- Problem details
Please reproduce the listing below word for word, omitting the pictures.

══════════════════════════════

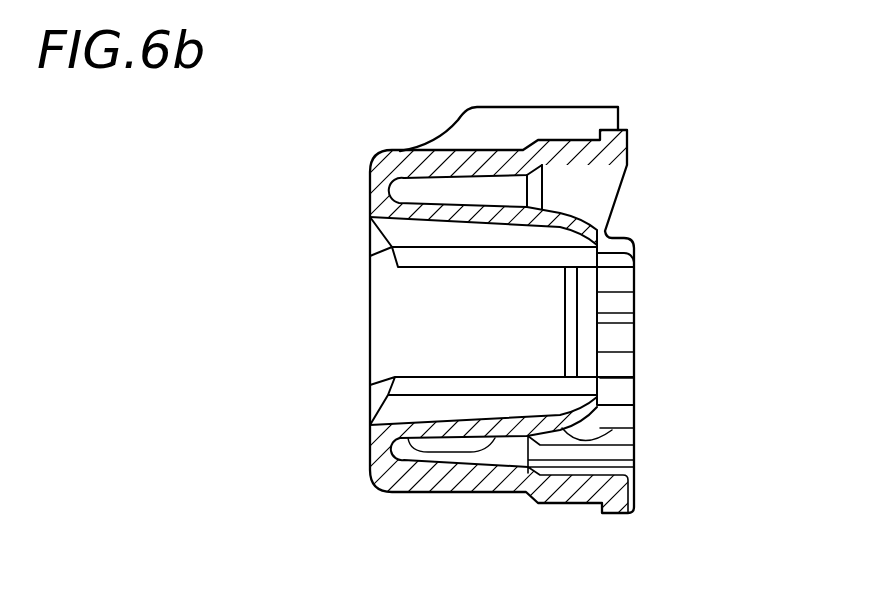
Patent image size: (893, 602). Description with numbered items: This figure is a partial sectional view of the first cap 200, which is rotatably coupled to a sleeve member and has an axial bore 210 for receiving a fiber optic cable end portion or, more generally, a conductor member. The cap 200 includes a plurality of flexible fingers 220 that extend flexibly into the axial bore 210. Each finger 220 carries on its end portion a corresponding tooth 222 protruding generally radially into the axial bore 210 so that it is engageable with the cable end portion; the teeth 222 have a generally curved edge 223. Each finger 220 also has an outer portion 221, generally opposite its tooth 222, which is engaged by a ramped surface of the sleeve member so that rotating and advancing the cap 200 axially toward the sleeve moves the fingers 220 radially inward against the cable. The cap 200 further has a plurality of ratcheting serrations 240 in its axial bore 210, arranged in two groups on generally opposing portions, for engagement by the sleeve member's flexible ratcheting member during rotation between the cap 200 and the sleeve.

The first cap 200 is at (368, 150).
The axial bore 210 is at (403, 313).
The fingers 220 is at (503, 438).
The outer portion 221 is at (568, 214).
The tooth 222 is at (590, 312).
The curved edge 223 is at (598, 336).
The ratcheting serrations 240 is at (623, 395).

══════════════════════════════

- In response
Patent image size: (893, 602). Description with numbered items: This figure is a partial sectional view of the first cap 200, which is rotatably coupled to a sleeve member and has an axial bore 210 for receiving a fiber optic cable end portion or, more generally, a conductor member. The cap 200 includes a plurality of flexible fingers 220 that extend flexibly into the axial bore 210. Each finger 220 carries on its end portion a corresponding tooth 222 protruding generally radially into the axial bore 210 so that it is engageable with the cable end portion; the teeth 222 have a generally curved edge 223. Each finger 220 also has an outer portion 221, generally opposite its tooth 222, which is engaged by a ramped surface of the sleeve member so that rotating and advancing the cap 200 axially toward the sleeve moves the fingers 220 radially inward against the cable. The cap 200 further has a plurality of ratcheting serrations 240 in its axial bore 210, arranged in two groups on generally opposing portions, for engagement by the sleeve member's flexible ratcheting member during rotation between the cap 200 and the sleeve.

The first cap 200 is at (368, 150).
The axial bore 210 is at (403, 313).
The fingers 220 is at (503, 438).
The outer portion 221 is at (568, 214).
The tooth 222 is at (590, 312).
The curved edge 223 is at (598, 336).
The ratcheting serrations 240 is at (623, 395).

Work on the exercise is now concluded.